## Stored dataset items
___

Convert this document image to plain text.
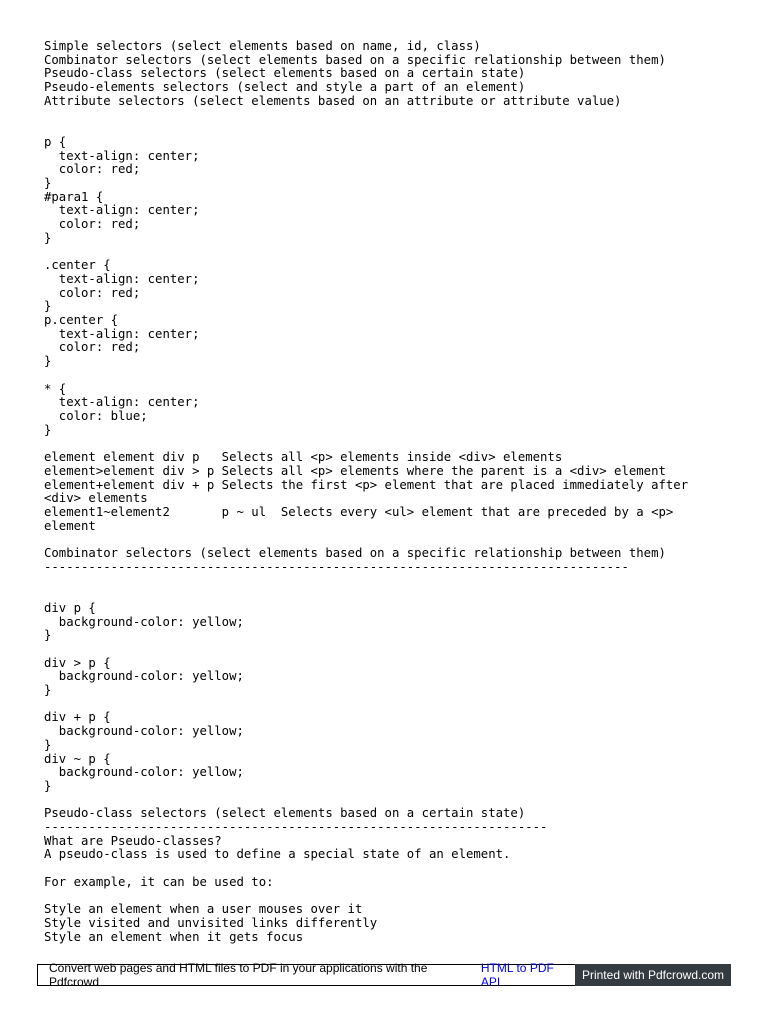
Simple selectors (select elements based on name, id, class)
Combinator selectors (select elements based on a specific relationship between them)
Pseudo-class selectors (select elements based on a certain state)
Pseudo-elements selectors (select and style a part of an element)
Attribute selectors (select elements based on an attribute or attribute value)

p {
text-align: center;
color: red;
}
#para1 {
text-align: center;
color: red;
}

.center {
text-align: center;
color: red;
}
p.center {
text-align: center;
color: red;
}

* {
text-align: center;
color: blue;
}

element element div p   Selects all <p> elements inside <div> elements
element>element div > p Selects all <p> elements where the parent is a <div> element
element+element div + p Selects the first <p> element that are placed immediately after
<div> elements
element1~element2       p ~ ul  Selects every <ul> element that are preceded by a <p>
element

Combinator selectors (select elements based on a specific relationship between them)
-------------------------------------------------------------------------------

div p {
background-color: yellow;
}

div > p {
background-color: yellow;
}

div + p {
background-color: yellow;
}
div ~ p {
background-color: yellow;
}

Pseudo-class selectors (select elements based on a certain state)
--------------------------------------------------------------------
What are Pseudo-classes?
A pseudo-class is used to define a special state of an element.

For example, it can be used to:

Style an element when a user mouses over it
Style visited and unvisited links differently
Style an element when it gets focus
Convert web pages and HTML files to PDF in your applications with the Pdfcrowd
HTML to PDF API	Printed with Pdfcrowd.com
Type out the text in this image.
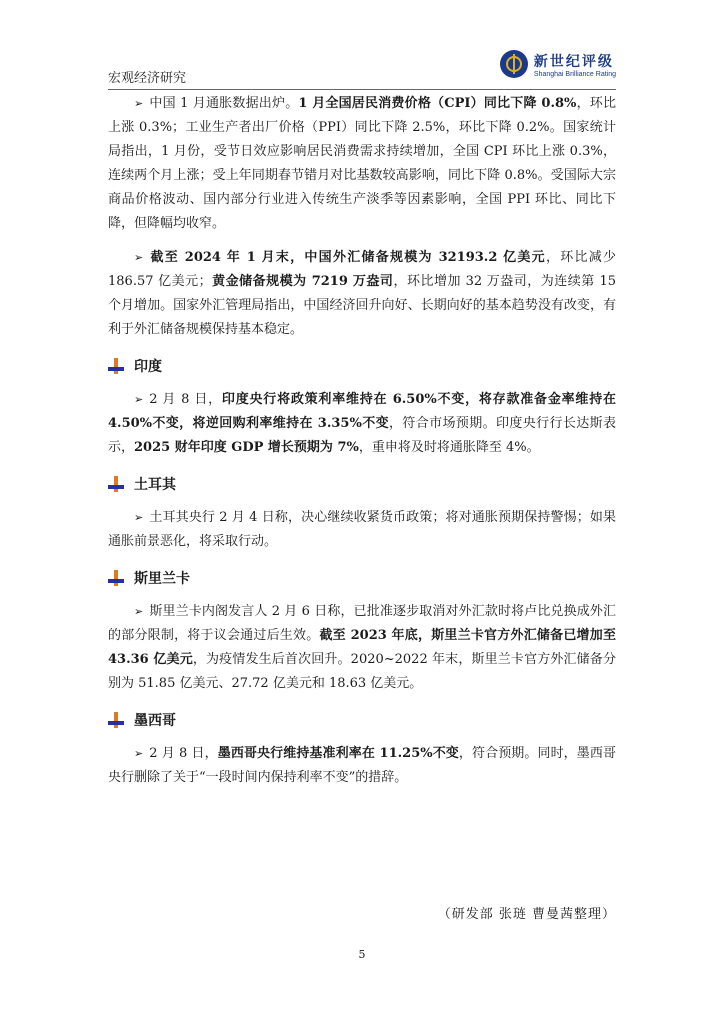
宏观经济研究
新世纪评级
Shanghai Brilliance Rating

➢ 中国 1 月通胀数据出炉。1 月全国居民消费价格（CPI）同比下降 0.8%，环比上涨 0.3%；工业生产者出厂价格（PPI）同比下降 2.5%，环比下降 0.2%。国家统计局指出，1 月份，受节日效应影响居民消费需求持续增加，全国 CPI 环比上涨 0.3%，连续两个月上涨；受上年同期春节错月对比基数较高影响，同比下降 0.8%。受国际大宗商品价格波动、国内部分行业进入传统生产淡季等因素影响，全国 PPI 环比、同比下降，但降幅均收窄。

➢ 截至 2024 年 1 月末，中国外汇储备规模为 32193.2 亿美元，环比减少 186.57 亿美元；黄金储备规模为 7219 万盎司，环比增加 32 万盎司，为连续第 15 个月增加。国家外汇管理局指出，中国经济回升向好、长期向好的基本趋势没有改变，有利于外汇储备规模保持基本稳定。

印度

➢ 2 月 8 日，印度央行将政策利率维持在 6.50%不变，将存款准备金率维持在 4.50%不变，将逆回购利率维持在 3.35%不变，符合市场预期。印度央行行长达斯表示，2025 财年印度 GDP 增长预期为 7%，重申将及时将通胀降至 4%。

土耳其

➢ 土耳其央行 2 月 4 日称，决心继续收紧货币政策；将对通胀预期保持警惕；如果通胀前景恶化，将采取行动。

斯里兰卡

➢ 斯里兰卡内阁发言人 2 月 6 日称，已批准逐步取消对外汇款时将卢比兑换成外汇的部分限制，将于议会通过后生效。截至 2023 年底，斯里兰卡官方外汇储备已增加至 43.36 亿美元，为疫情发生后首次回升。2020~2022 年末，斯里兰卡官方外汇储备分别为 51.85 亿美元、27.72 亿美元和 18.63 亿美元。

墨西哥

➢ 2 月 8 日，墨西哥央行维持基准利率在 11.25%不变，符合预期。同时，墨西哥央行删除了关于“一段时间内保持利率不变”的措辞。

（研发部 张琏 曹曼茜整理）
5
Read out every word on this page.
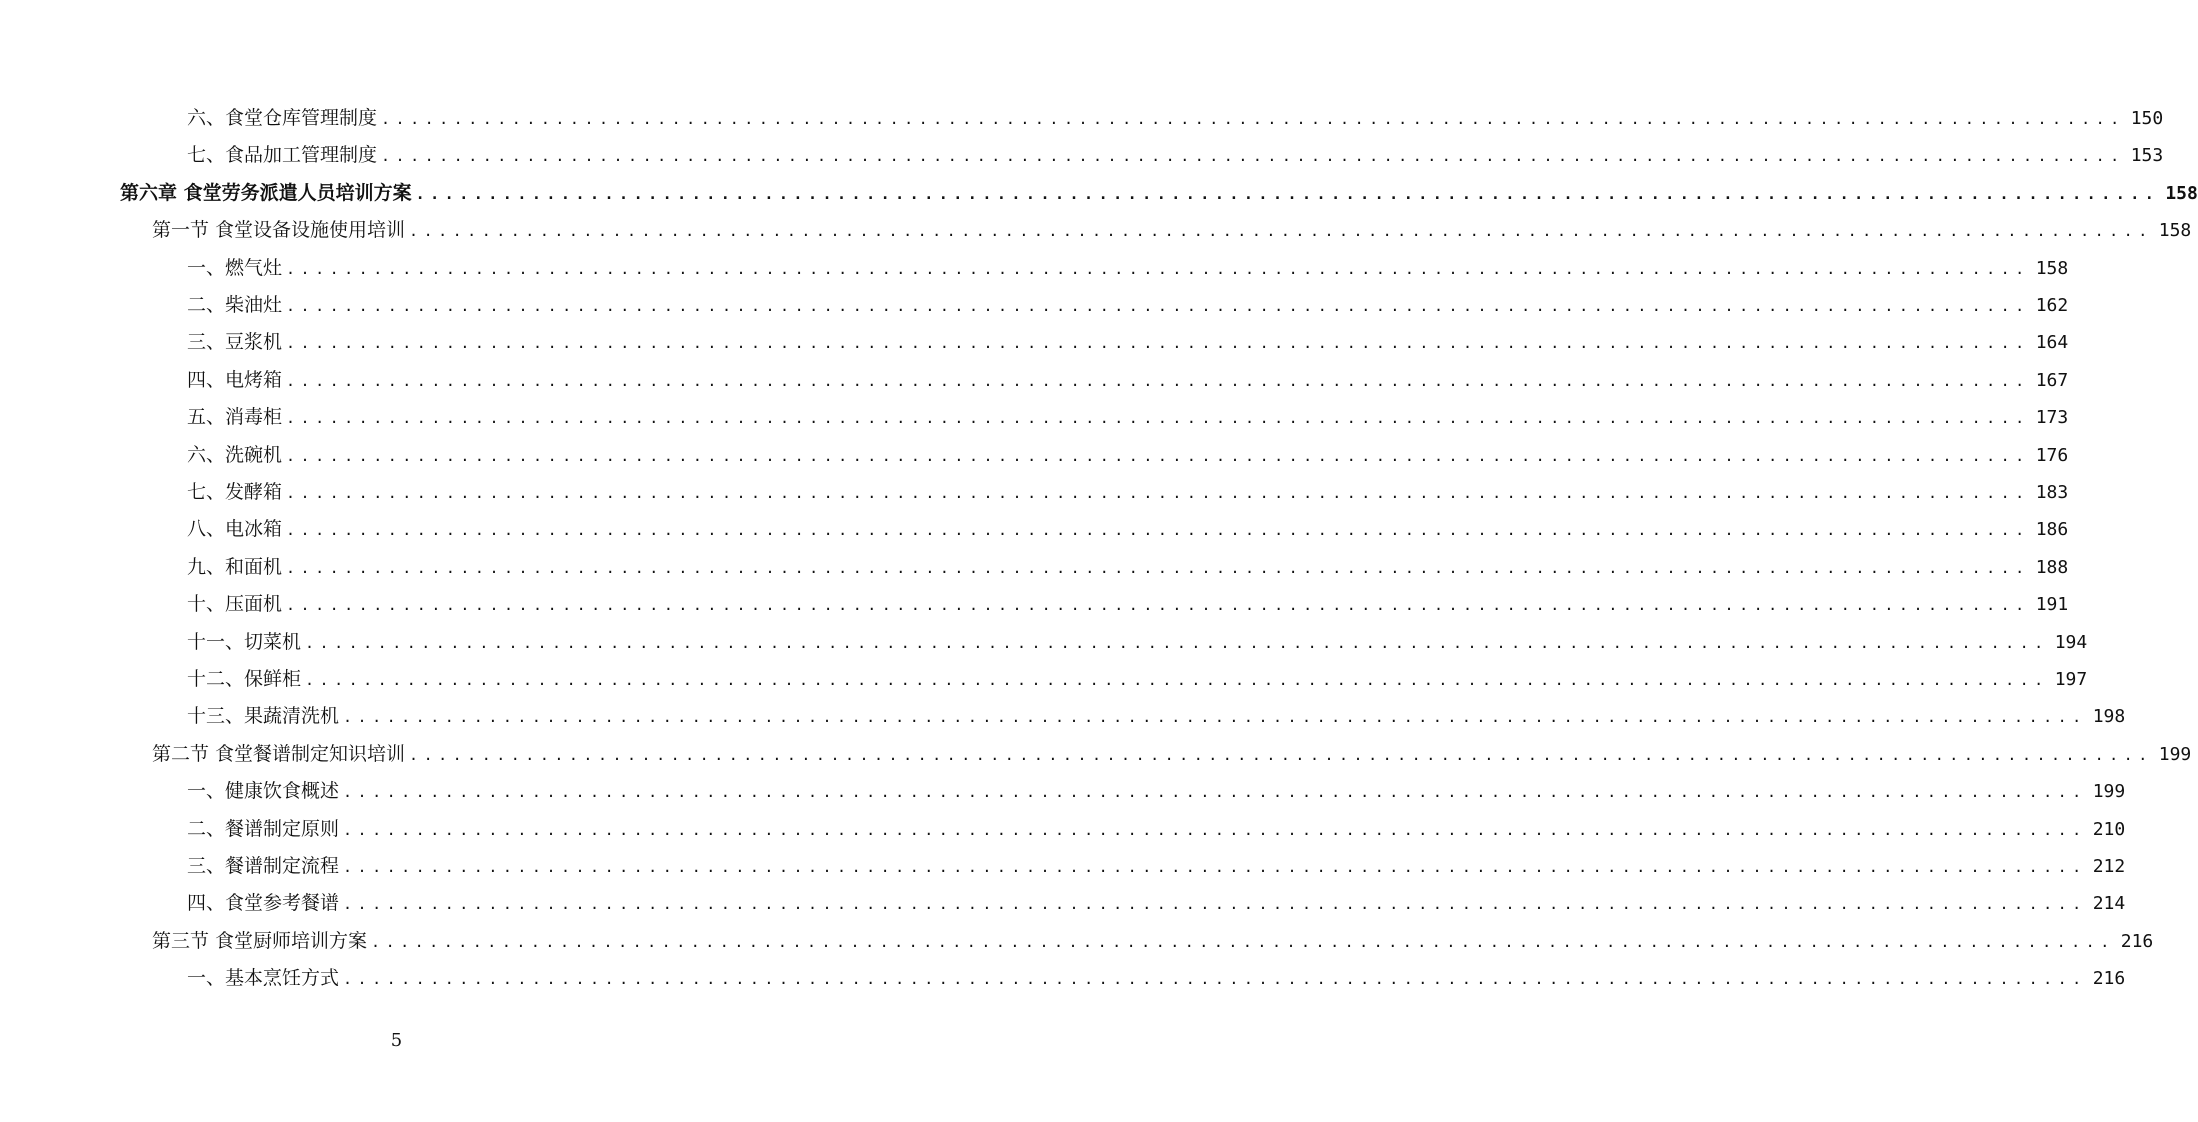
六、食堂仓库管理制度 ........................................................................................................................ 150
七、食品加工管理制度 ........................................................................................................................ 153
第六章 食堂劳务派遣人员培训方案 ........................................................................................................................ 158
第一节 食堂设备设施使用培训 ........................................................................................................................ 158
一、燃气灶 ........................................................................................................................ 158
二、柴油灶 ........................................................................................................................ 162
三、豆浆机 ........................................................................................................................ 164
四、电烤箱 ........................................................................................................................ 167
五、消毒柜 ........................................................................................................................ 173
六、洗碗机 ........................................................................................................................ 176
七、发酵箱 ........................................................................................................................ 183
八、电冰箱 ........................................................................................................................ 186
九、和面机 ........................................................................................................................ 188
十、压面机 ........................................................................................................................ 191
十一、切菜机 ........................................................................................................................ 194
十二、保鲜柜 ........................................................................................................................ 197
十三、果蔬清洗机 ........................................................................................................................ 198
第二节 食堂餐谱制定知识培训 ........................................................................................................................ 199
一、健康饮食概述 ........................................................................................................................ 199
二、餐谱制定原则 ........................................................................................................................ 210
三、餐谱制定流程 ........................................................................................................................ 212
四、食堂参考餐谱 ........................................................................................................................ 214
第三节 食堂厨师培训方案 ........................................................................................................................ 216
一、基本烹饪方式 ........................................................................................................................ 216
5
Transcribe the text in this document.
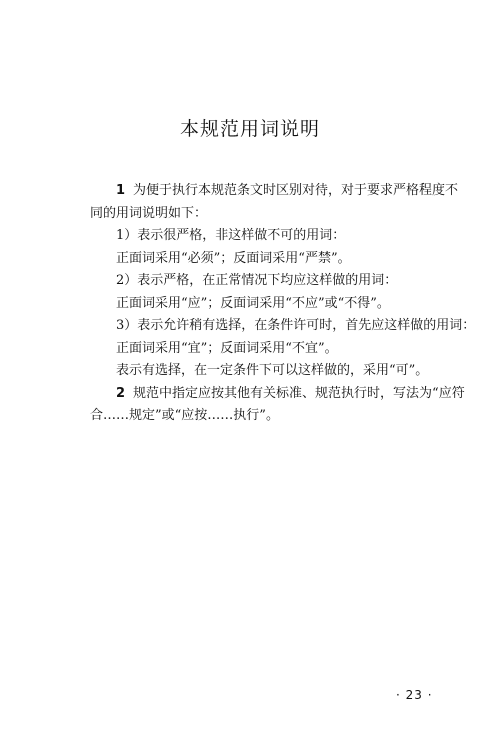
本规范用词说明
1 为便于执行本规范条文时区别对待，对于要求严格程度不
同的用词说明如下：
1）表示很严格，非这样做不可的用词：
正面词采用“必须”；反面词采用“严禁”。
2）表示严格，在正常情况下均应这样做的用词：
正面词采用“应”；反面词采用“不应”或“不得”。
3）表示允许稍有选择，在条件许可时，首先应这样做的用词：
正面词采用“宜”；反面词采用“不宜”。
表示有选择，在一定条件下可以这样做的，采用“可”。
2 规范中指定应按其他有关标准、规范执行时，写法为“应符
合……规定”或“应按……执行”。
· 23 ·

___

The lines above form a set of records; determine how many of them contain the string "document" and give that number alone.

2